### [Task item]
Tally up the lines in the following entries where the string "positive" appears, and answer with the number alone.

### [Records shown]
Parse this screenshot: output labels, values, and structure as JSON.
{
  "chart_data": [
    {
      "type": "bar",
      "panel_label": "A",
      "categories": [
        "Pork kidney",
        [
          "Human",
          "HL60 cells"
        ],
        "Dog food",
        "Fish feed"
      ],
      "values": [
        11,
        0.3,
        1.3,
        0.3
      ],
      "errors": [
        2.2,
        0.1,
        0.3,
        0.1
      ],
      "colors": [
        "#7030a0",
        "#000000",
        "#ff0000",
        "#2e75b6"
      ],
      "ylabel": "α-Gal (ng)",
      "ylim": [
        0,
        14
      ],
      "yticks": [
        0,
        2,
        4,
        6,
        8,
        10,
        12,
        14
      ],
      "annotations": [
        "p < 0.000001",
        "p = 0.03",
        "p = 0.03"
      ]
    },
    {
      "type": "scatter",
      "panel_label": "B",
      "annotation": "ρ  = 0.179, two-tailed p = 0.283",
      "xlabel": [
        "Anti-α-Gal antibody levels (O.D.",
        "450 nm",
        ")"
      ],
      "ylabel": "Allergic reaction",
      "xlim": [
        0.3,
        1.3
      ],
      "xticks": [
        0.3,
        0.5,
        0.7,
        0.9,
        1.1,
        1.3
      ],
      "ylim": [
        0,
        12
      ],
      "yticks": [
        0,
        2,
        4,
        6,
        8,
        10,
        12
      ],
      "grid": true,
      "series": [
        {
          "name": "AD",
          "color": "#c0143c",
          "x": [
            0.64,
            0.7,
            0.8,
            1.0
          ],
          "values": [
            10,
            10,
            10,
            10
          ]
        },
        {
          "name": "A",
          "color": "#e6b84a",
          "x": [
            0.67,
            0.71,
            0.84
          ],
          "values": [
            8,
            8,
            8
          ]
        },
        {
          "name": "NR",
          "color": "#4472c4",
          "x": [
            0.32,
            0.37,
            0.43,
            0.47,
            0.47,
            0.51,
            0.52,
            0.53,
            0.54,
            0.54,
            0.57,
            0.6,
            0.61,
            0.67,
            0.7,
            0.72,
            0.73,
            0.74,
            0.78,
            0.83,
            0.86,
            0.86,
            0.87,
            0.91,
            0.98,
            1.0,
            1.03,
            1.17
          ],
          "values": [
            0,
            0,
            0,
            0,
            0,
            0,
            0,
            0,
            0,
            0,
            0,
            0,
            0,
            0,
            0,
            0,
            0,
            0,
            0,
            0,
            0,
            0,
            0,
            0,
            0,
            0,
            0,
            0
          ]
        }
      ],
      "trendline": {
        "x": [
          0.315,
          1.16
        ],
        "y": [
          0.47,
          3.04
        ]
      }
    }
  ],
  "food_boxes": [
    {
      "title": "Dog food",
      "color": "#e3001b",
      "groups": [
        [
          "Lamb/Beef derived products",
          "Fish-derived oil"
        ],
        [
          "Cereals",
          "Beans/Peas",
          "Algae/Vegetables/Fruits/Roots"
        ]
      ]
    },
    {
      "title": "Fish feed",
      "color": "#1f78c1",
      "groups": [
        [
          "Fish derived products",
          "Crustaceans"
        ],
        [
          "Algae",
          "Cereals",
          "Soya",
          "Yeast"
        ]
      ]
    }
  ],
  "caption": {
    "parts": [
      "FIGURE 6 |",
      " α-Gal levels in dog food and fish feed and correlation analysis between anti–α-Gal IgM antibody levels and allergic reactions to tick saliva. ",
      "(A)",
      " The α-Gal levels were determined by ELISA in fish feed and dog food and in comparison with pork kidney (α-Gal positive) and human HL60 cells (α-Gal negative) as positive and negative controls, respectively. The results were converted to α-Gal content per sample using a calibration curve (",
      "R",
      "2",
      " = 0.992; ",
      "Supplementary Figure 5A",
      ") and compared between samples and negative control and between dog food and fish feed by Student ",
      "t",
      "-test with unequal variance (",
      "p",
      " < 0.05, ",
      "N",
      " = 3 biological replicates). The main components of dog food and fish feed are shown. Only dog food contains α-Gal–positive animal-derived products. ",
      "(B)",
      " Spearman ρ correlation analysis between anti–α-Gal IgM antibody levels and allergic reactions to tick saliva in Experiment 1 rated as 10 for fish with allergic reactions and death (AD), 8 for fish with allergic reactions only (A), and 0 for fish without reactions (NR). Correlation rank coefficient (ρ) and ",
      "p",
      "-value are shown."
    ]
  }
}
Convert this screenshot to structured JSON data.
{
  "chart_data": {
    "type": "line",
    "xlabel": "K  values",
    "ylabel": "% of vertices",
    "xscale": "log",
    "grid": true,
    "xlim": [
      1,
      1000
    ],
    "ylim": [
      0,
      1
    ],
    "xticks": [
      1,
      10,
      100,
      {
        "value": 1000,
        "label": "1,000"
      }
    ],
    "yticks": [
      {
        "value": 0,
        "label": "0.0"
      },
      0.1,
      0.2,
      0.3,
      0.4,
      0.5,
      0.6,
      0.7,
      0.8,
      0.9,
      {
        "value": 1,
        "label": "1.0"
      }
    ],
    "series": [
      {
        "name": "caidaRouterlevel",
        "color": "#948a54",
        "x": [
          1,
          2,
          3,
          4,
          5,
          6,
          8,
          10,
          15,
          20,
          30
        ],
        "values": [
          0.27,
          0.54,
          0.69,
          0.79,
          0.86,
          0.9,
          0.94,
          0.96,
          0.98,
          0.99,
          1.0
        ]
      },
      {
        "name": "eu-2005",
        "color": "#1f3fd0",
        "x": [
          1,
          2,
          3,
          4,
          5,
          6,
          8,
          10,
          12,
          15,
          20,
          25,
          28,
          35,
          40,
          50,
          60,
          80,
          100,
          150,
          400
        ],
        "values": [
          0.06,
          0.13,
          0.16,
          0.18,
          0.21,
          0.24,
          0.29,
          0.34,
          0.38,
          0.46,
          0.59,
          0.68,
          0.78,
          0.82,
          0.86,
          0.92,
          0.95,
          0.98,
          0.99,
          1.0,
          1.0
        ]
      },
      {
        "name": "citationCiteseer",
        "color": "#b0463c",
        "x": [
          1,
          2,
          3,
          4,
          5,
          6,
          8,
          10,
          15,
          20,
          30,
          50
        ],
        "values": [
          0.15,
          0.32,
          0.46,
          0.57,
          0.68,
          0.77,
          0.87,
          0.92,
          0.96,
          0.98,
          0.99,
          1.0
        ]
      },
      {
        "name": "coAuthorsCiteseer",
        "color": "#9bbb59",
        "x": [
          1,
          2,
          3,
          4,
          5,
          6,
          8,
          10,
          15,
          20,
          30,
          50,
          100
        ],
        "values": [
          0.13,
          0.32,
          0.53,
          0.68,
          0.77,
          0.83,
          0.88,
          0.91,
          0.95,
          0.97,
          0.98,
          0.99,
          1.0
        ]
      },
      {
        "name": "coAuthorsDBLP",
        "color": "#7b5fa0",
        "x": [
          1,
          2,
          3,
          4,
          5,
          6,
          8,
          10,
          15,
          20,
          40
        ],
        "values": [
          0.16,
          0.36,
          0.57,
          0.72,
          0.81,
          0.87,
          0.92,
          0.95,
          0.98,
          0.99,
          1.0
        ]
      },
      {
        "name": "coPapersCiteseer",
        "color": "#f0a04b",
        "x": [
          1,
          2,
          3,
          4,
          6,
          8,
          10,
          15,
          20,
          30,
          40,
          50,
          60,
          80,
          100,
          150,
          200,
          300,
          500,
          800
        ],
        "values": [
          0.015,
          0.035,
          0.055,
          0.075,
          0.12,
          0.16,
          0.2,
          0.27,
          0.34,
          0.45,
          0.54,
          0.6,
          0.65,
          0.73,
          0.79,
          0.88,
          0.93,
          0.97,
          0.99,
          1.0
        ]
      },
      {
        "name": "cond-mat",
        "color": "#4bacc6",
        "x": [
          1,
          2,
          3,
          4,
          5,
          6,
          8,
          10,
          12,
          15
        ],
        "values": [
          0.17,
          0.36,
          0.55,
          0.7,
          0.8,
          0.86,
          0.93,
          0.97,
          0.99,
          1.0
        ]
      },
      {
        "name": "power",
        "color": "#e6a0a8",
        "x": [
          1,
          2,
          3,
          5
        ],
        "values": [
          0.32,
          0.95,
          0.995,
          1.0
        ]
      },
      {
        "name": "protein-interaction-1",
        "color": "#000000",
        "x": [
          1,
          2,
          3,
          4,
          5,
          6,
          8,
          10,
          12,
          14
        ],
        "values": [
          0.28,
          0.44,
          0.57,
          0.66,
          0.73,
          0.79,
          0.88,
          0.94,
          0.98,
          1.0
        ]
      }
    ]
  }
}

### [The completed task]
2